TASK OBJECTIVE
Return all of the entries exactly as written.

DATA IN THIS EXERCISE
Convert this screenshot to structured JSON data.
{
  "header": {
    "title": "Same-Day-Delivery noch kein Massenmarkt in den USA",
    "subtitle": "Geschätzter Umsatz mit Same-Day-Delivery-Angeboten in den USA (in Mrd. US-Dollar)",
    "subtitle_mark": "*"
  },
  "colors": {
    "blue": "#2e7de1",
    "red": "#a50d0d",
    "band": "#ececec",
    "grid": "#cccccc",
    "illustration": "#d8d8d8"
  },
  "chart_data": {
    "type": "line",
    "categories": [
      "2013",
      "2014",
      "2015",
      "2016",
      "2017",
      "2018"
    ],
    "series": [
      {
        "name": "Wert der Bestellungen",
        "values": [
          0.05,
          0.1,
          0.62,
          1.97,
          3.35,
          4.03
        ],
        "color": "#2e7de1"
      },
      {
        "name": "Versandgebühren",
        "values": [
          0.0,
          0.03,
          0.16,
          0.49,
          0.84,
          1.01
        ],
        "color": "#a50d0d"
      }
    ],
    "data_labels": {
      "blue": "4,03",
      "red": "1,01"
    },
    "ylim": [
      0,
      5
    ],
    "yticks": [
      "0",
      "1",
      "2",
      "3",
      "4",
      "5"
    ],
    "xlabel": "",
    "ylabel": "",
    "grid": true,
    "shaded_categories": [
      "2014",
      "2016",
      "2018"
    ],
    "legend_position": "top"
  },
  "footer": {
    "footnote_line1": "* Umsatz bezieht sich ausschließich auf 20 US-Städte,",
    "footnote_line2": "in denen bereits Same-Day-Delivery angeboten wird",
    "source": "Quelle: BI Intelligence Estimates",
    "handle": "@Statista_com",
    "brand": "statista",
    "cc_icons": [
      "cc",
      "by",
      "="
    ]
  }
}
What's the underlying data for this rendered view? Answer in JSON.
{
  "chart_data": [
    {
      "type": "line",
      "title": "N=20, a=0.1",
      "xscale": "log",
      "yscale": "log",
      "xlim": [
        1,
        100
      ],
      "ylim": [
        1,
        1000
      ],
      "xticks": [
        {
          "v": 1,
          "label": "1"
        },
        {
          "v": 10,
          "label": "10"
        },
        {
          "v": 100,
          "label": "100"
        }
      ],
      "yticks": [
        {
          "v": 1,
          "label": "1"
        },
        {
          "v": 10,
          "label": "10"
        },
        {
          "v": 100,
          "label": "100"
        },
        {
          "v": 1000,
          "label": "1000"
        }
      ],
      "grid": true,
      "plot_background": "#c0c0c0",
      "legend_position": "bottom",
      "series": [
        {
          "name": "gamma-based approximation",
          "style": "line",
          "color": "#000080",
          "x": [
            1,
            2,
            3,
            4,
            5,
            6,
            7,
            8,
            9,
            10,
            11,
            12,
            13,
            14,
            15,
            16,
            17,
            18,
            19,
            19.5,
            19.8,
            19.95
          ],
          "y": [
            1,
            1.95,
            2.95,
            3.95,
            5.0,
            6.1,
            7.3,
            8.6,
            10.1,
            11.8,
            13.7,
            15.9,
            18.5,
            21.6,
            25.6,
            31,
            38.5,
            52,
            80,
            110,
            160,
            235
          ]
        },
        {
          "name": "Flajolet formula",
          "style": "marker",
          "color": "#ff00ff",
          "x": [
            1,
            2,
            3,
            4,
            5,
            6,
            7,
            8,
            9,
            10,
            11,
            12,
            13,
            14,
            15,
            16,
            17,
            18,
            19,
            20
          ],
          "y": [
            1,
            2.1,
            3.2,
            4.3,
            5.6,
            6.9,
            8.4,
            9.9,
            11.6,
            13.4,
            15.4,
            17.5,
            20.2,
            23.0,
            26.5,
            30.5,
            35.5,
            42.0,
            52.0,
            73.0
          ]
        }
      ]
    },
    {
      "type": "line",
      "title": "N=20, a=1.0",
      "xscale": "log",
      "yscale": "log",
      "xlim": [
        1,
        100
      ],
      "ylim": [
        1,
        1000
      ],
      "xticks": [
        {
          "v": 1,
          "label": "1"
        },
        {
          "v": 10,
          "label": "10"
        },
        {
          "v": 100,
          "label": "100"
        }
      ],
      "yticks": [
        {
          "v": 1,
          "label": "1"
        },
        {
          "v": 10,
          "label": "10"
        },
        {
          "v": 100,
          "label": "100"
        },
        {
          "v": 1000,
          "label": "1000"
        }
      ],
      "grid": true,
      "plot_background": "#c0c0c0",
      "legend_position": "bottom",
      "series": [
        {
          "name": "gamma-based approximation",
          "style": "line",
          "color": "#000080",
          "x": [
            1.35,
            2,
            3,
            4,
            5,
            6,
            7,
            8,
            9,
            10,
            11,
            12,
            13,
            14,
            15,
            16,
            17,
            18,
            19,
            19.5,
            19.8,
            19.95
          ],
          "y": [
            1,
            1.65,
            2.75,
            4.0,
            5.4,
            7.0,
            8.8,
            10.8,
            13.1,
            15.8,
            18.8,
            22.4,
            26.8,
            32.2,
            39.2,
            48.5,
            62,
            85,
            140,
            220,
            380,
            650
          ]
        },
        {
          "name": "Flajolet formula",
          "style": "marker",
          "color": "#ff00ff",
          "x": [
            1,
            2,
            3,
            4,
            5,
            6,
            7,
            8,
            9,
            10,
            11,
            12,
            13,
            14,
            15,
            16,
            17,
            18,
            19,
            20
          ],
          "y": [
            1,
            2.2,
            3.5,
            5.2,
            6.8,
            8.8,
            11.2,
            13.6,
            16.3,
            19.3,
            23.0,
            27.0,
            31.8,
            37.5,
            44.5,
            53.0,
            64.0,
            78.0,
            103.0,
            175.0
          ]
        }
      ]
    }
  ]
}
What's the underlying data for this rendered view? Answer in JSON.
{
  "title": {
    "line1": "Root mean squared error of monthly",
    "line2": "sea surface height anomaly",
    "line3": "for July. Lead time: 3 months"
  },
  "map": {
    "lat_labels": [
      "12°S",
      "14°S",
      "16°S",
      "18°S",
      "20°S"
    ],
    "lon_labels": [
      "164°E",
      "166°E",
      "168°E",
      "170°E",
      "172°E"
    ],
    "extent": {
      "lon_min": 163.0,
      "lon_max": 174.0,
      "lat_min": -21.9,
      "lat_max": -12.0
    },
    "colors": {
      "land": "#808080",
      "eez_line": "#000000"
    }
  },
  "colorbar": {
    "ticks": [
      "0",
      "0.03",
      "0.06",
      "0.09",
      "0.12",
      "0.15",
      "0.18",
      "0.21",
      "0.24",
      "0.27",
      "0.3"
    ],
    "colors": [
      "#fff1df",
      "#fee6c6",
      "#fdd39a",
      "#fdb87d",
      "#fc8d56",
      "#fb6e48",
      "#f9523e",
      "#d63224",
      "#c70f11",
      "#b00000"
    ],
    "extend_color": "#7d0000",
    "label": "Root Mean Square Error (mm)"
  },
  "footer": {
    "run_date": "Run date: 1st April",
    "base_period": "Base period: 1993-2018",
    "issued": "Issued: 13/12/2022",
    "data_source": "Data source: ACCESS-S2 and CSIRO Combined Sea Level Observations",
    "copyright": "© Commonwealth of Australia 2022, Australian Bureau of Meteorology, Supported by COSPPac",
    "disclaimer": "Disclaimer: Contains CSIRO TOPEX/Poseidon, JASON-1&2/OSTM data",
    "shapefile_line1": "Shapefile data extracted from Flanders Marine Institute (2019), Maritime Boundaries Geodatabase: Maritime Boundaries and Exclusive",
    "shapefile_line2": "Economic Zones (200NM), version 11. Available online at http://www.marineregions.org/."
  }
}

SOLUTION TO THIS PROBLEM
Convert this screenshot to structured JSON data.
{
  "header": {
    "title": "Same-Day-Delivery noch kein Massenmarkt in den USA",
    "subtitle": "Geschätzter Umsatz mit Same-Day-Delivery-Angeboten in den USA (in Mrd. US-Dollar)",
    "subtitle_mark": "*"
  },
  "colors": {
    "blue": "#2e7de1",
    "red": "#a50d0d",
    "band": "#ececec",
    "grid": "#cccccc",
    "illustration": "#d8d8d8"
  },
  "chart_data": {
    "type": "line",
    "categories": [
      "2013",
      "2014",
      "2015",
      "2016",
      "2017",
      "2018"
    ],
    "series": [
      {
        "name": "Wert der Bestellungen",
        "values": [
          0.05,
          0.1,
          0.62,
          1.97,
          3.35,
          4.03
        ],
        "color": "#2e7de1"
      },
      {
        "name": "Versandgebühren",
        "values": [
          0.0,
          0.03,
          0.16,
          0.49,
          0.84,
          1.01
        ],
        "color": "#a50d0d"
      }
    ],
    "data_labels": {
      "blue": "4,03",
      "red": "1,01"
    },
    "ylim": [
      0,
      5
    ],
    "yticks": [
      "0",
      "1",
      "2",
      "3",
      "4",
      "5"
    ],
    "xlabel": "",
    "ylabel": "",
    "grid": true,
    "shaded_categories": [
      "2014",
      "2016",
      "2018"
    ],
    "legend_position": "top"
  },
  "footer": {
    "footnote_line1": "* Umsatz bezieht sich ausschließich auf 20 US-Städte,",
    "footnote_line2": "in denen bereits Same-Day-Delivery angeboten wird",
    "source": "Quelle: BI Intelligence Estimates",
    "handle": "@Statista_com",
    "brand": "statista",
    "cc_icons": [
      "cc",
      "by",
      "="
    ]
  }
}
What's the underlying data for this rendered view? Answer in JSON.
{
  "chart_data": [
    {
      "type": "line",
      "title": "N=20, a=0.1",
      "xscale": "log",
      "yscale": "log",
      "xlim": [
        1,
        100
      ],
      "ylim": [
        1,
        1000
      ],
      "xticks": [
        {
          "v": 1,
          "label": "1"
        },
        {
          "v": 10,
          "label": "10"
        },
        {
          "v": 100,
          "label": "100"
        }
      ],
      "yticks": [
        {
          "v": 1,
          "label": "1"
        },
        {
          "v": 10,
          "label": "10"
        },
        {
          "v": 100,
          "label": "100"
        },
        {
          "v": 1000,
          "label": "1000"
        }
      ],
      "grid": true,
      "plot_background": "#c0c0c0",
      "legend_position": "bottom",
      "series": [
        {
          "name": "gamma-based approximation",
          "style": "line",
          "color": "#000080",
          "x": [
            1,
            2,
            3,
            4,
            5,
            6,
            7,
            8,
            9,
            10,
            11,
            12,
            13,
            14,
            15,
            16,
            17,
            18,
            19,
            19.5,
            19.8,
            19.95
          ],
          "y": [
            1,
            1.95,
            2.95,
            3.95,
            5.0,
            6.1,
            7.3,
            8.6,
            10.1,
            11.8,
            13.7,
            15.9,
            18.5,
            21.6,
            25.6,
            31,
            38.5,
            52,
            80,
            110,
            160,
            235
          ]
        },
        {
          "name": "Flajolet formula",
          "style": "marker",
          "color": "#ff00ff",
          "x": [
            1,
            2,
            3,
            4,
            5,
            6,
            7,
            8,
            9,
            10,
            11,
            12,
            13,
            14,
            15,
            16,
            17,
            18,
            19,
            20
          ],
          "y": [
            1,
            2.1,
            3.2,
            4.3,
            5.6,
            6.9,
            8.4,
            9.9,
            11.6,
            13.4,
            15.4,
            17.5,
            20.2,
            23.0,
            26.5,
            30.5,
            35.5,
            42.0,
            52.0,
            73.0
          ]
        }
      ]
    },
    {
      "type": "line",
      "title": "N=20, a=1.0",
      "xscale": "log",
      "yscale": "log",
      "xlim": [
        1,
        100
      ],
      "ylim": [
        1,
        1000
      ],
      "xticks": [
        {
          "v": 1,
          "label": "1"
        },
        {
          "v": 10,
          "label": "10"
        },
        {
          "v": 100,
          "label": "100"
        }
      ],
      "yticks": [
        {
          "v": 1,
          "label": "1"
        },
        {
          "v": 10,
          "label": "10"
        },
        {
          "v": 100,
          "label": "100"
        },
        {
          "v": 1000,
          "label": "1000"
        }
      ],
      "grid": true,
      "plot_background": "#c0c0c0",
      "legend_position": "bottom",
      "series": [
        {
          "name": "gamma-based approximation",
          "style": "line",
          "color": "#000080",
          "x": [
            1.35,
            2,
            3,
            4,
            5,
            6,
            7,
            8,
            9,
            10,
            11,
            12,
            13,
            14,
            15,
            16,
            17,
            18,
            19,
            19.5,
            19.8,
            19.95
          ],
          "y": [
            1,
            1.65,
            2.75,
            4.0,
            5.4,
            7.0,
            8.8,
            10.8,
            13.1,
            15.8,
            18.8,
            22.4,
            26.8,
            32.2,
            39.2,
            48.5,
            62,
            85,
            140,
            220,
            380,
            650
          ]
        },
        {
          "name": "Flajolet formula",
          "style": "marker",
          "color": "#ff00ff",
          "x": [
            1,
            2,
            3,
            4,
            5,
            6,
            7,
            8,
            9,
            10,
            11,
            12,
            13,
            14,
            15,
            16,
            17,
            18,
            19,
            20
          ],
          "y": [
            1,
            2.2,
            3.5,
            5.2,
            6.8,
            8.8,
            11.2,
            13.6,
            16.3,
            19.3,
            23.0,
            27.0,
            31.8,
            37.5,
            44.5,
            53.0,
            64.0,
            78.0,
            103.0,
            175.0
          ]
        }
      ]
    }
  ]
}
What's the underlying data for this rendered view? Answer in JSON.
{
  "title": {
    "line1": "Root mean squared error of monthly",
    "line2": "sea surface height anomaly",
    "line3": "for July. Lead time: 3 months"
  },
  "map": {
    "lat_labels": [
      "12°S",
      "14°S",
      "16°S",
      "18°S",
      "20°S"
    ],
    "lon_labels": [
      "164°E",
      "166°E",
      "168°E",
      "170°E",
      "172°E"
    ],
    "extent": {
      "lon_min": 163.0,
      "lon_max": 174.0,
      "lat_min": -21.9,
      "lat_max": -12.0
    },
    "colors": {
      "land": "#808080",
      "eez_line": "#000000"
    }
  },
  "colorbar": {
    "ticks": [
      "0",
      "0.03",
      "0.06",
      "0.09",
      "0.12",
      "0.15",
      "0.18",
      "0.21",
      "0.24",
      "0.27",
      "0.3"
    ],
    "colors": [
      "#fff1df",
      "#fee6c6",
      "#fdd39a",
      "#fdb87d",
      "#fc8d56",
      "#fb6e48",
      "#f9523e",
      "#d63224",
      "#c70f11",
      "#b00000"
    ],
    "extend_color": "#7d0000",
    "label": "Root Mean Square Error (mm)"
  },
  "footer": {
    "run_date": "Run date: 1st April",
    "base_period": "Base period: 1993-2018",
    "issued": "Issued: 13/12/2022",
    "data_source": "Data source: ACCESS-S2 and CSIRO Combined Sea Level Observations",
    "copyright": "© Commonwealth of Australia 2022, Australian Bureau of Meteorology, Supported by COSPPac",
    "disclaimer": "Disclaimer: Contains CSIRO TOPEX/Poseidon, JASON-1&2/OSTM data",
    "shapefile_line1": "Shapefile data extracted from Flanders Marine Institute (2019), Maritime Boundaries Geodatabase: Maritime Boundaries and Exclusive",
    "shapefile_line2": "Economic Zones (200NM), version 11. Available online at http://www.marineregions.org/."
  }
}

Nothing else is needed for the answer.